The exercise.
Reproduce the records below exactly, leaving out any pictures.

Data to process.

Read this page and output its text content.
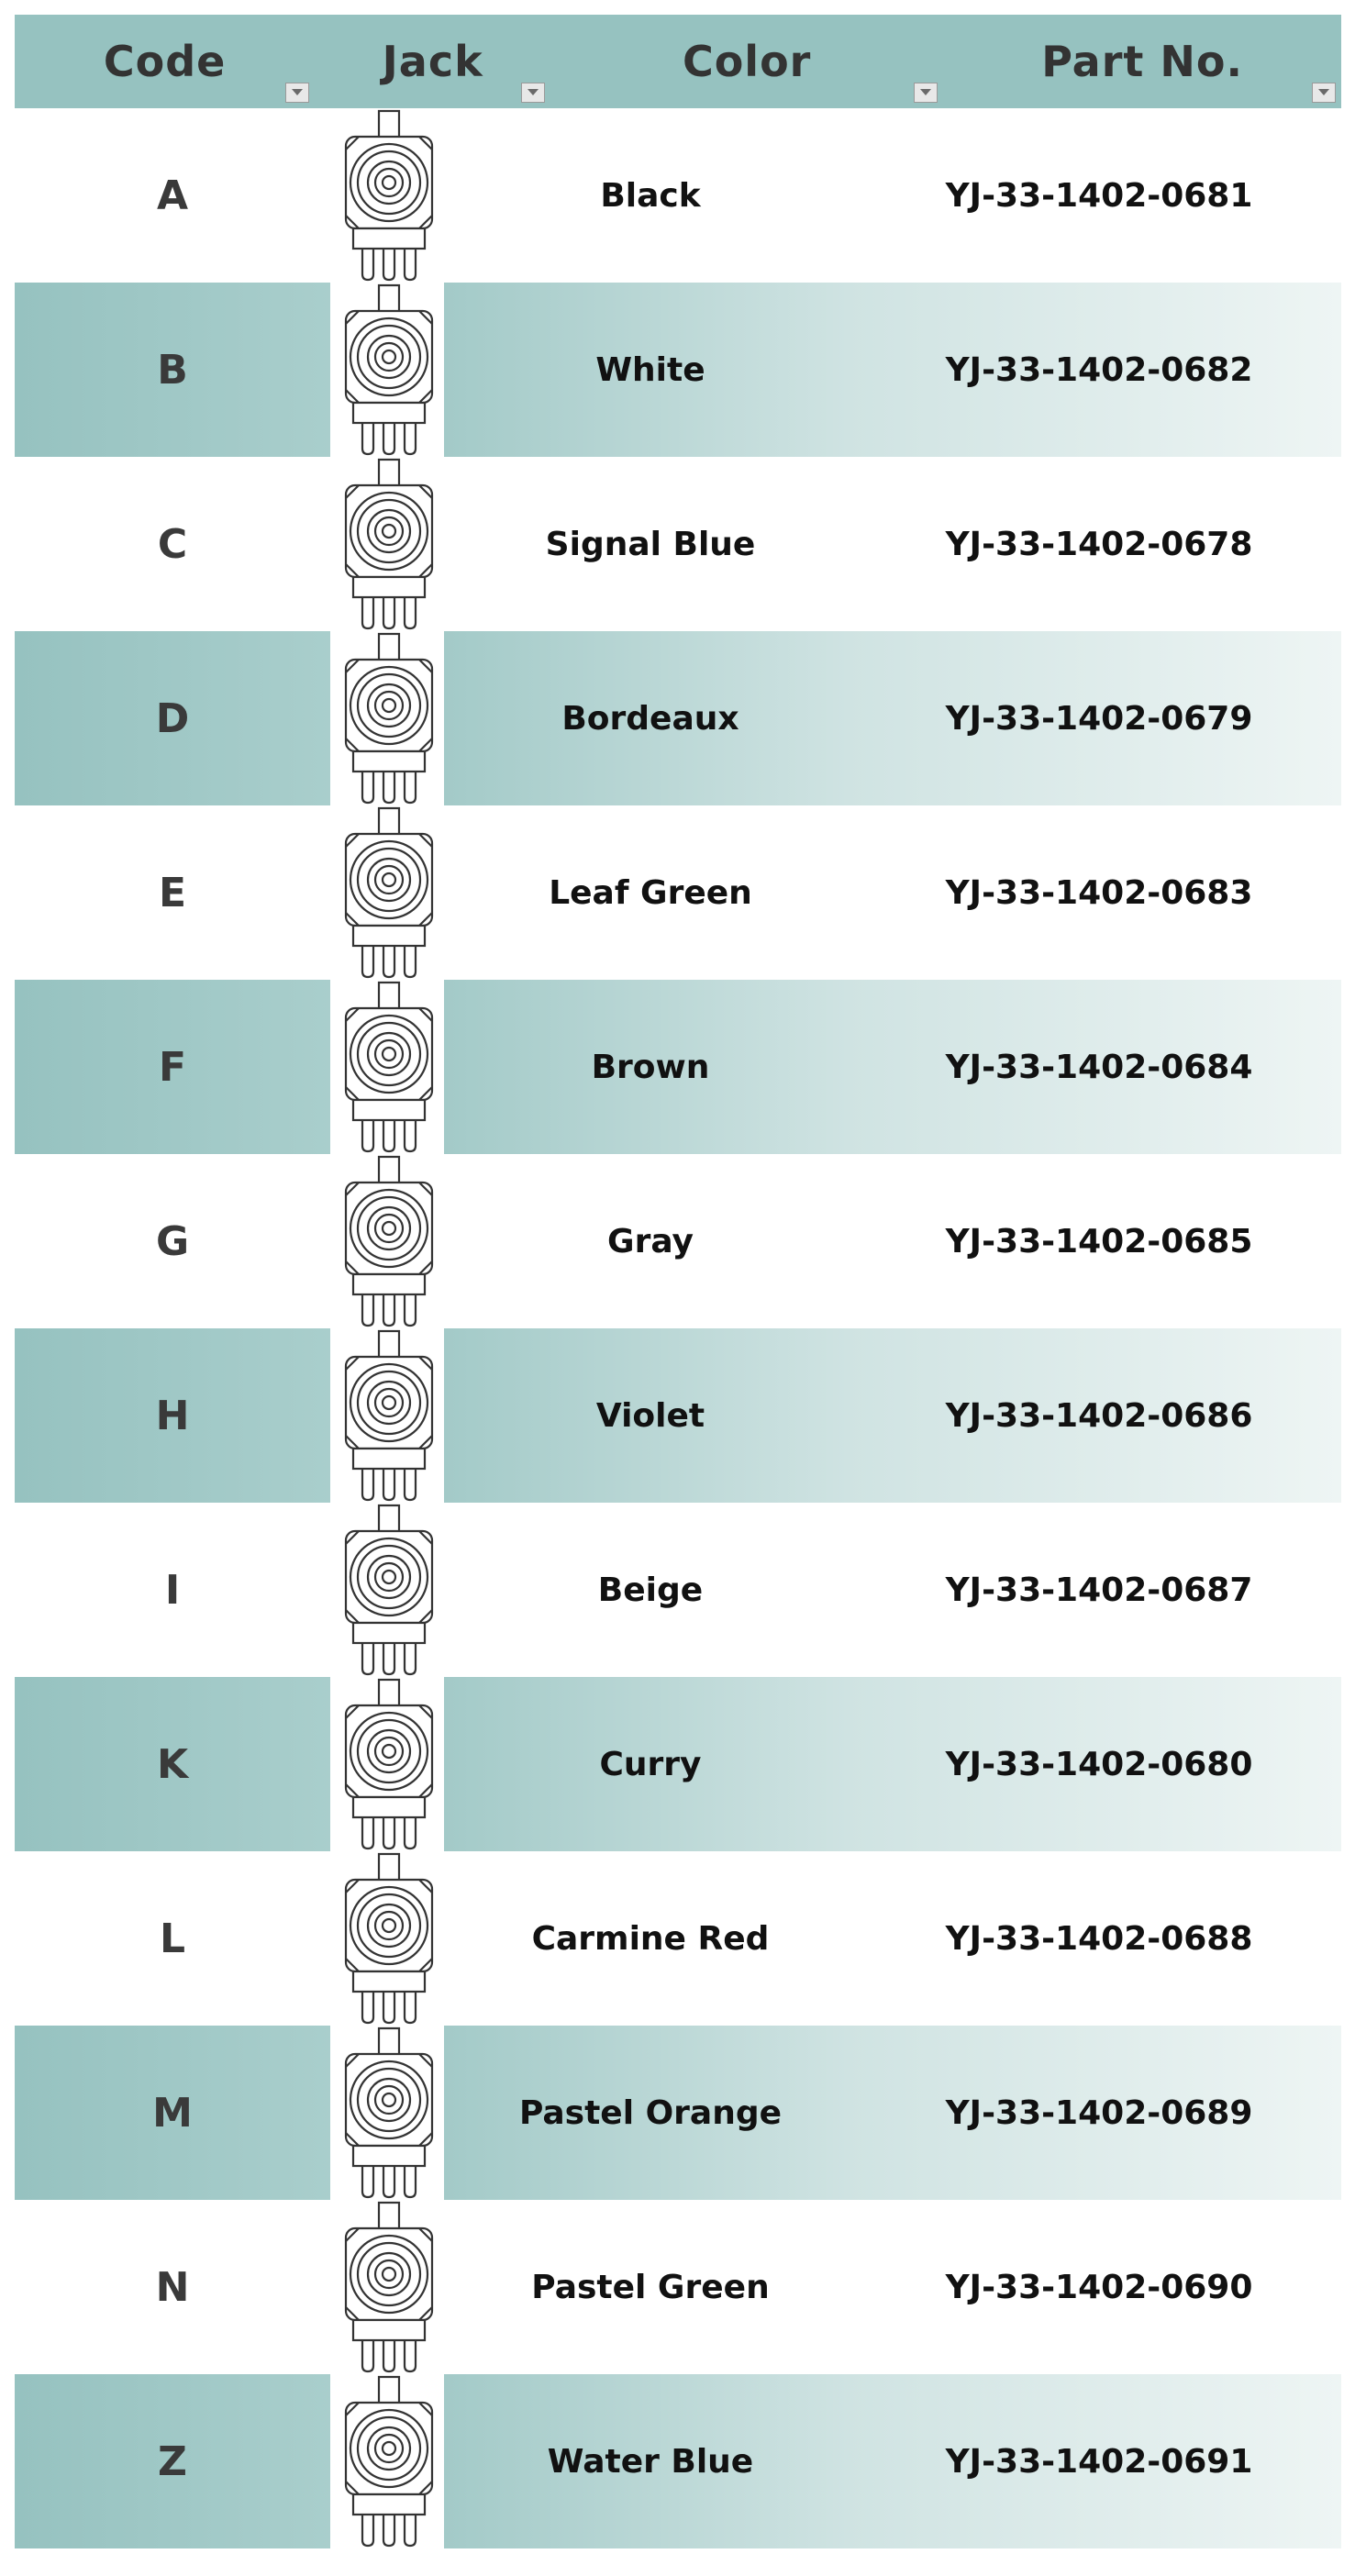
Code	Jack	Color	Part No.
A	Black	YJ-33-1402-0681
B	White	YJ-33-1402-0682
C	Signal Blue	YJ-33-1402-0678
D	Bordeaux	YJ-33-1402-0679
E	Leaf Green	YJ-33-1402-0683
F	Brown	YJ-33-1402-0684
G	Gray	YJ-33-1402-0685
H	Violet	YJ-33-1402-0686
I	Beige	YJ-33-1402-0687
K	Curry	YJ-33-1402-0680
L	Carmine Red	YJ-33-1402-0688
M	Pastel Orange	YJ-33-1402-0689
N	Pastel Green	YJ-33-1402-0690
Z	Water Blue	YJ-33-1402-0691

Exercise result.
Read this page and output its text content.
Code	Jack	Color	Part No.
A	Black	YJ-33-1402-0681
B	White	YJ-33-1402-0682
C	Signal Blue	YJ-33-1402-0678
D	Bordeaux	YJ-33-1402-0679
E	Leaf Green	YJ-33-1402-0683
F	Brown	YJ-33-1402-0684
G	Gray	YJ-33-1402-0685
H	Violet	YJ-33-1402-0686
I	Beige	YJ-33-1402-0687
K	Curry	YJ-33-1402-0680
L	Carmine Red	YJ-33-1402-0688
M	Pastel Orange	YJ-33-1402-0689
N	Pastel Green	YJ-33-1402-0690
Z	Water Blue	YJ-33-1402-0691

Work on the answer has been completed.